• Task statement
Copy all of the records below verbatim.

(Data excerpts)

......

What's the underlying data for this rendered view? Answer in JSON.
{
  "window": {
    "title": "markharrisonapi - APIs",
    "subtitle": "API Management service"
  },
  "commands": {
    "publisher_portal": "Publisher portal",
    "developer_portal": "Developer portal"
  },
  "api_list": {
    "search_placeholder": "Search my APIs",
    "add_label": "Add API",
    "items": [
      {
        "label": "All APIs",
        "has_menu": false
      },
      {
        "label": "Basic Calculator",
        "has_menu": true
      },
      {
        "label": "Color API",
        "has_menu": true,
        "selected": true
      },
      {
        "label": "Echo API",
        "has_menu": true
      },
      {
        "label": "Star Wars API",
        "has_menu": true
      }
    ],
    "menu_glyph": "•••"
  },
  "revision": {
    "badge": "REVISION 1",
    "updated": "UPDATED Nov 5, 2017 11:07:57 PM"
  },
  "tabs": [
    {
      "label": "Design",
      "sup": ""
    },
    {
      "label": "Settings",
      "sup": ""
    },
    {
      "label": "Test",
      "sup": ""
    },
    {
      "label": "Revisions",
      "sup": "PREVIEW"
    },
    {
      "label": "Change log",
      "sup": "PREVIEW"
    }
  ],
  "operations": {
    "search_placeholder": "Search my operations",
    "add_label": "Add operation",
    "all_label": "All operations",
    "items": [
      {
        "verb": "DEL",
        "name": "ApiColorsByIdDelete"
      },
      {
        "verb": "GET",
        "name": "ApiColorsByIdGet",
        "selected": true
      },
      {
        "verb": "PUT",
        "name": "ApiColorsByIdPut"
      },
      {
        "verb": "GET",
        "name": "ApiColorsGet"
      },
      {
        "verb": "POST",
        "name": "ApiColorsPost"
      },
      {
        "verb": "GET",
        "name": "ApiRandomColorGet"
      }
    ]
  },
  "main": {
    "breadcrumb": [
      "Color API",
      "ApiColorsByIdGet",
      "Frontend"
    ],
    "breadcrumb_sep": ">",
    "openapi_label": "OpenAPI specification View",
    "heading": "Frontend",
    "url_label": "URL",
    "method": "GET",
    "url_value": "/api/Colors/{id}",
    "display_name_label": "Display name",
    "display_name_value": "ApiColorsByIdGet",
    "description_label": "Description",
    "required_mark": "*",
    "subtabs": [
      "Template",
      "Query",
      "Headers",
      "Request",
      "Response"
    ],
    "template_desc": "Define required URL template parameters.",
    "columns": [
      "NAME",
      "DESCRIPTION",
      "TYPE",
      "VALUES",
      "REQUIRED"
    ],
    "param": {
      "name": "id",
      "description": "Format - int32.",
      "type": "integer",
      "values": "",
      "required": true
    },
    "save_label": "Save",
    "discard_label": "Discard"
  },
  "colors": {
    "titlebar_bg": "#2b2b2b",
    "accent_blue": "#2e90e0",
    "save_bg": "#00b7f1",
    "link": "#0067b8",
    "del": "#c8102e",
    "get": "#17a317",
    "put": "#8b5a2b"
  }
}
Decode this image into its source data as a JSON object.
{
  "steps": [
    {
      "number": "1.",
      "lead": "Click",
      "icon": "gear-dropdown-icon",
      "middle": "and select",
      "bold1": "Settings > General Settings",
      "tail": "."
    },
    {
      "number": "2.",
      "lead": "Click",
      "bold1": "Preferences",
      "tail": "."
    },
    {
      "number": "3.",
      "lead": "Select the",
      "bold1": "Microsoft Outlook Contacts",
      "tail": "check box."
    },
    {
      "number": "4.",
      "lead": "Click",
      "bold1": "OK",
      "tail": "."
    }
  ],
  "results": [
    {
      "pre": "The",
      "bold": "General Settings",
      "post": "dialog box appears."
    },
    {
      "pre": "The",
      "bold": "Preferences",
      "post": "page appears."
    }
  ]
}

......

• Answer below
What's the underlying data for this rendered view? Answer in JSON.
{
  "window": {
    "title": "markharrisonapi - APIs",
    "subtitle": "API Management service"
  },
  "commands": {
    "publisher_portal": "Publisher portal",
    "developer_portal": "Developer portal"
  },
  "api_list": {
    "search_placeholder": "Search my APIs",
    "add_label": "Add API",
    "items": [
      {
        "label": "All APIs",
        "has_menu": false
      },
      {
        "label": "Basic Calculator",
        "has_menu": true
      },
      {
        "label": "Color API",
        "has_menu": true,
        "selected": true
      },
      {
        "label": "Echo API",
        "has_menu": true
      },
      {
        "label": "Star Wars API",
        "has_menu": true
      }
    ],
    "menu_glyph": "•••"
  },
  "revision": {
    "badge": "REVISION 1",
    "updated": "UPDATED Nov 5, 2017 11:07:57 PM"
  },
  "tabs": [
    {
      "label": "Design",
      "sup": ""
    },
    {
      "label": "Settings",
      "sup": ""
    },
    {
      "label": "Test",
      "sup": ""
    },
    {
      "label": "Revisions",
      "sup": "PREVIEW"
    },
    {
      "label": "Change log",
      "sup": "PREVIEW"
    }
  ],
  "operations": {
    "search_placeholder": "Search my operations",
    "add_label": "Add operation",
    "all_label": "All operations",
    "items": [
      {
        "verb": "DEL",
        "name": "ApiColorsByIdDelete"
      },
      {
        "verb": "GET",
        "name": "ApiColorsByIdGet",
        "selected": true
      },
      {
        "verb": "PUT",
        "name": "ApiColorsByIdPut"
      },
      {
        "verb": "GET",
        "name": "ApiColorsGet"
      },
      {
        "verb": "POST",
        "name": "ApiColorsPost"
      },
      {
        "verb": "GET",
        "name": "ApiRandomColorGet"
      }
    ]
  },
  "main": {
    "breadcrumb": [
      "Color API",
      "ApiColorsByIdGet",
      "Frontend"
    ],
    "breadcrumb_sep": ">",
    "openapi_label": "OpenAPI specification View",
    "heading": "Frontend",
    "url_label": "URL",
    "method": "GET",
    "url_value": "/api/Colors/{id}",
    "display_name_label": "Display name",
    "display_name_value": "ApiColorsByIdGet",
    "description_label": "Description",
    "required_mark": "*",
    "subtabs": [
      "Template",
      "Query",
      "Headers",
      "Request",
      "Response"
    ],
    "template_desc": "Define required URL template parameters.",
    "columns": [
      "NAME",
      "DESCRIPTION",
      "TYPE",
      "VALUES",
      "REQUIRED"
    ],
    "param": {
      "name": "id",
      "description": "Format - int32.",
      "type": "integer",
      "values": "",
      "required": true
    },
    "save_label": "Save",
    "discard_label": "Discard"
  },
  "colors": {
    "titlebar_bg": "#2b2b2b",
    "accent_blue": "#2e90e0",
    "save_bg": "#00b7f1",
    "link": "#0067b8",
    "del": "#c8102e",
    "get": "#17a317",
    "put": "#8b5a2b"
  }
}
Decode this image into its source data as a JSON object.
{
  "steps": [
    {
      "number": "1.",
      "lead": "Click",
      "icon": "gear-dropdown-icon",
      "middle": "and select",
      "bold1": "Settings > General Settings",
      "tail": "."
    },
    {
      "number": "2.",
      "lead": "Click",
      "bold1": "Preferences",
      "tail": "."
    },
    {
      "number": "3.",
      "lead": "Select the",
      "bold1": "Microsoft Outlook Contacts",
      "tail": "check box."
    },
    {
      "number": "4.",
      "lead": "Click",
      "bold1": "OK",
      "tail": "."
    }
  ],
  "results": [
    {
      "pre": "The",
      "bold": "General Settings",
      "post": "dialog box appears."
    },
    {
      "pre": "The",
      "bold": "Preferences",
      "post": "page appears."
    }
  ]
}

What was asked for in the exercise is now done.